Data in this exercise
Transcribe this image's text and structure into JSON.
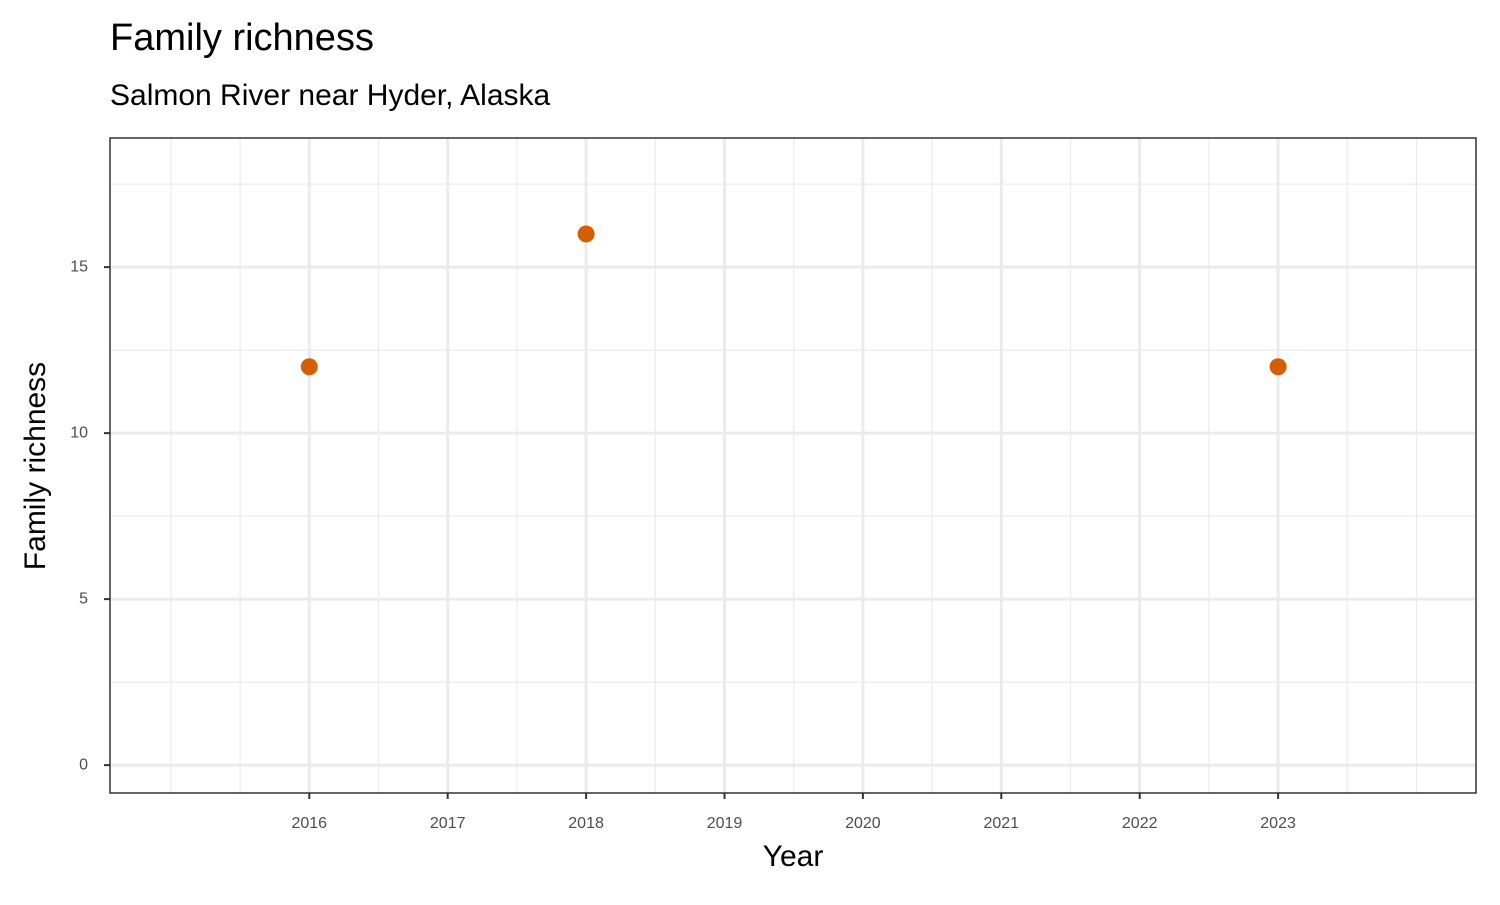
{
  "chart_data": {
    "type": "scatter",
    "title": "Family richness",
    "subtitle": "Salmon River near Hyder, Alaska",
    "x_label": "Year",
    "y_label": "Family richness",
    "series": [
      {
        "x": [
          2016,
          2018,
          2023
        ],
        "values": [
          12,
          16,
          12
        ],
        "color": "#d55e00"
      }
    ],
    "xlim": [
      2014.56,
      2024.43
    ],
    "xticks": [
      2016,
      2017,
      2018,
      2019,
      2020,
      2021,
      2022,
      2023
    ],
    "ylim": [
      -0.84,
      18.89
    ],
    "yticks": [
      0,
      5,
      10,
      15
    ],
    "grid": true,
    "minor_grid": true
  }
}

Written request
Will you set down the records word for word while leaving out every picture?

Output for this exercise
Transcribe this image's text and structure into JSON.
{
  "chart_data": {
    "type": "scatter",
    "title": "Family richness",
    "subtitle": "Salmon River near Hyder, Alaska",
    "x_label": "Year",
    "y_label": "Family richness",
    "series": [
      {
        "x": [
          2016,
          2018,
          2023
        ],
        "values": [
          12,
          16,
          12
        ],
        "color": "#d55e00"
      }
    ],
    "xlim": [
      2014.56,
      2024.43
    ],
    "xticks": [
      2016,
      2017,
      2018,
      2019,
      2020,
      2021,
      2022,
      2023
    ],
    "ylim": [
      -0.84,
      18.89
    ],
    "yticks": [
      0,
      5,
      10,
      15
    ],
    "grid": true,
    "minor_grid": true
  }
}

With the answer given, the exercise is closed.